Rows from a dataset
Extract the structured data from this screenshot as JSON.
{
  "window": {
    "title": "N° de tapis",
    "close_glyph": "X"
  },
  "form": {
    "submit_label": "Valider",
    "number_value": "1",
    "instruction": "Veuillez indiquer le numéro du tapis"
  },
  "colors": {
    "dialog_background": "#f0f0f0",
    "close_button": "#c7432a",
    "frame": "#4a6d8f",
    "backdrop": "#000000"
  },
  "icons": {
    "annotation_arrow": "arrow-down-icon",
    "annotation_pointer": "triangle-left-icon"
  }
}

## Task description:
Give every line of the material again, exactly as it reads.

## Problem solution:
Extract the structured data from this screenshot as JSON.
{
  "window": {
    "title": "N° de tapis",
    "close_glyph": "X"
  },
  "form": {
    "submit_label": "Valider",
    "number_value": "1",
    "instruction": "Veuillez indiquer le numéro du tapis"
  },
  "colors": {
    "dialog_background": "#f0f0f0",
    "close_button": "#c7432a",
    "frame": "#4a6d8f",
    "backdrop": "#000000"
  },
  "icons": {
    "annotation_arrow": "arrow-down-icon",
    "annotation_pointer": "triangle-left-icon"
  }
}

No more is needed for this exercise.